------ EXERCISE INPUT ------
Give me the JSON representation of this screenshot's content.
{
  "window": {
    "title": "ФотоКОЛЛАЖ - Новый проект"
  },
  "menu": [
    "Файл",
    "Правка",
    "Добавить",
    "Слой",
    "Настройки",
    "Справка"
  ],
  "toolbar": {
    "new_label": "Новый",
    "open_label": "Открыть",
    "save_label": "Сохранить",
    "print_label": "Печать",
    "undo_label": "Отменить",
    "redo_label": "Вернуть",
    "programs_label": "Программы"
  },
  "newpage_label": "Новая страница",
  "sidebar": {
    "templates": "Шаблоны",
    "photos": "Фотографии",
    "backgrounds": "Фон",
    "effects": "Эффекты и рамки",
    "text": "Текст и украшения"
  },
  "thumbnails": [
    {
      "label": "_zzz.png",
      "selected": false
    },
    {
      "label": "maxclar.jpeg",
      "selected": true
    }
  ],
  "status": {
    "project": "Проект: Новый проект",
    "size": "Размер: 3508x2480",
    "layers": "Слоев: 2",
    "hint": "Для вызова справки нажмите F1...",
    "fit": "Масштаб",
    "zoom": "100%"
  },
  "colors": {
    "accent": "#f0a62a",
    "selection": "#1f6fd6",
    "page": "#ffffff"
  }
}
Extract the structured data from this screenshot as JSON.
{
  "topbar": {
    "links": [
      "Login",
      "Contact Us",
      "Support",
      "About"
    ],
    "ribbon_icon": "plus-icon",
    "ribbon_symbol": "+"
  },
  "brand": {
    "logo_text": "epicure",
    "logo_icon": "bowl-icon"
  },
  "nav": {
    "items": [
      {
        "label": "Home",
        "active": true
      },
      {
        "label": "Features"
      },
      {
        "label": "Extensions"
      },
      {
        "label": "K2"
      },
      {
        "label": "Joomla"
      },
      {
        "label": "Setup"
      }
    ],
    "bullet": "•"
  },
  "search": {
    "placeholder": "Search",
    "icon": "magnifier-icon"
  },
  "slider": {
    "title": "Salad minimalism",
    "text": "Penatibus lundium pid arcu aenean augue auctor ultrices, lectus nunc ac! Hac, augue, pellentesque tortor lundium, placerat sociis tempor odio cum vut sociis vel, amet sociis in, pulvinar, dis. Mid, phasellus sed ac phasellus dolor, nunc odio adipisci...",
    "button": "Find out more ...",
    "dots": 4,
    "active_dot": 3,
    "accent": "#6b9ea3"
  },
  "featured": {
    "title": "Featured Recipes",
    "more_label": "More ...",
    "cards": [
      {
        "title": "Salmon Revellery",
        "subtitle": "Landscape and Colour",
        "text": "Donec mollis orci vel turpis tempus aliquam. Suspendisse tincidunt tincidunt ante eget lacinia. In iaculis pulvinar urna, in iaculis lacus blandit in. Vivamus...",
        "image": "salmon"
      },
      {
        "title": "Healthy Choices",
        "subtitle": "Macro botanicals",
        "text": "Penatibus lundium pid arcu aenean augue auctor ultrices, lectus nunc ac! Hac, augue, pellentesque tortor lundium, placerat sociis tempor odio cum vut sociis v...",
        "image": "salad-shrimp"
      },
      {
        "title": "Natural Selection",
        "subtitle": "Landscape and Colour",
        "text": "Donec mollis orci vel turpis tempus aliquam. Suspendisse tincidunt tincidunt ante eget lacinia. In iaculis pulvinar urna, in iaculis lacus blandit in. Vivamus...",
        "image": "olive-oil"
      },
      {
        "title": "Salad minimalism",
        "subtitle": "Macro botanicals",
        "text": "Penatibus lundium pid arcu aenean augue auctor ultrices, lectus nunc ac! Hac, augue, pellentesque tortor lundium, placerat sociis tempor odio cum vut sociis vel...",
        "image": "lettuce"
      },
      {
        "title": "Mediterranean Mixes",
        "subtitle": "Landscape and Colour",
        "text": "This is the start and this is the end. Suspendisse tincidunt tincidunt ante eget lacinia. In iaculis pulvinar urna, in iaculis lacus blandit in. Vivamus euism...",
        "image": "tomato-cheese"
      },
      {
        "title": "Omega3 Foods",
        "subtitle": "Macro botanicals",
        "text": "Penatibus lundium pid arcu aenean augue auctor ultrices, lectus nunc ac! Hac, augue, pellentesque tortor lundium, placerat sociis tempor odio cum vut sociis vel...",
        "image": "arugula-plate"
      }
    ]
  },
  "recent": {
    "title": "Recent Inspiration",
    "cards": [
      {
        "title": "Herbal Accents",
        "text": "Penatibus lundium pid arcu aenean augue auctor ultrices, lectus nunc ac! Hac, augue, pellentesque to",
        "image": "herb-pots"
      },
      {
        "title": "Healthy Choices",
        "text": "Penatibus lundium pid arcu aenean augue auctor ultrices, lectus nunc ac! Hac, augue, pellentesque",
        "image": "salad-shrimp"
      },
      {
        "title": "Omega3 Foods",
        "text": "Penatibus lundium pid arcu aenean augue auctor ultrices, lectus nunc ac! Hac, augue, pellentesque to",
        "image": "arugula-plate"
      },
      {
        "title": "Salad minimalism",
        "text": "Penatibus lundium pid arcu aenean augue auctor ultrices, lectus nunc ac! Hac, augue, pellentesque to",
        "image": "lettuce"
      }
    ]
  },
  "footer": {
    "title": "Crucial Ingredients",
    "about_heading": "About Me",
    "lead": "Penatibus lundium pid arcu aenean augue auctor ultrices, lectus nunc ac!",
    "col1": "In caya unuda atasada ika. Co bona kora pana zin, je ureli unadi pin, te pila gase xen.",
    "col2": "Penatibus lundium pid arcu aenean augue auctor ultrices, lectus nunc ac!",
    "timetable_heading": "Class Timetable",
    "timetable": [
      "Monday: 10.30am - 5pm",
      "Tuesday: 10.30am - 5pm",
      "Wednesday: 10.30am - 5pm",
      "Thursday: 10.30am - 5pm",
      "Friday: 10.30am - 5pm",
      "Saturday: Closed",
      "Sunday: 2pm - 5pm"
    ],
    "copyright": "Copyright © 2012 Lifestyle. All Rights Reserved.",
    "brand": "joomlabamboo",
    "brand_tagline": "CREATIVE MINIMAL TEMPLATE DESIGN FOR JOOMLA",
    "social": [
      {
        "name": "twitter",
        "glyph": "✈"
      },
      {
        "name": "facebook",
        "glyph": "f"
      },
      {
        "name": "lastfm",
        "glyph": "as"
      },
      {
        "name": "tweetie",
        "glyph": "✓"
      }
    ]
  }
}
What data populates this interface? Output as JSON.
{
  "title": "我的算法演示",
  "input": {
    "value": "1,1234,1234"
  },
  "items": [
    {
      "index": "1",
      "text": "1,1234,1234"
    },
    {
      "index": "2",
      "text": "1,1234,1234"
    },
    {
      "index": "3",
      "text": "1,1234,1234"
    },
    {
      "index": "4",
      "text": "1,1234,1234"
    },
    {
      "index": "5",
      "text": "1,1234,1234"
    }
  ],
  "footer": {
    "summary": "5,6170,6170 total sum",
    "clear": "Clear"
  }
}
------
* JOB *
Which lines contain the word "data"? Copy each of them.

* WRITTEN ANSWER *
Extract the structured data from this screenshot as JSON.
What data populates this interface? Output as JSON.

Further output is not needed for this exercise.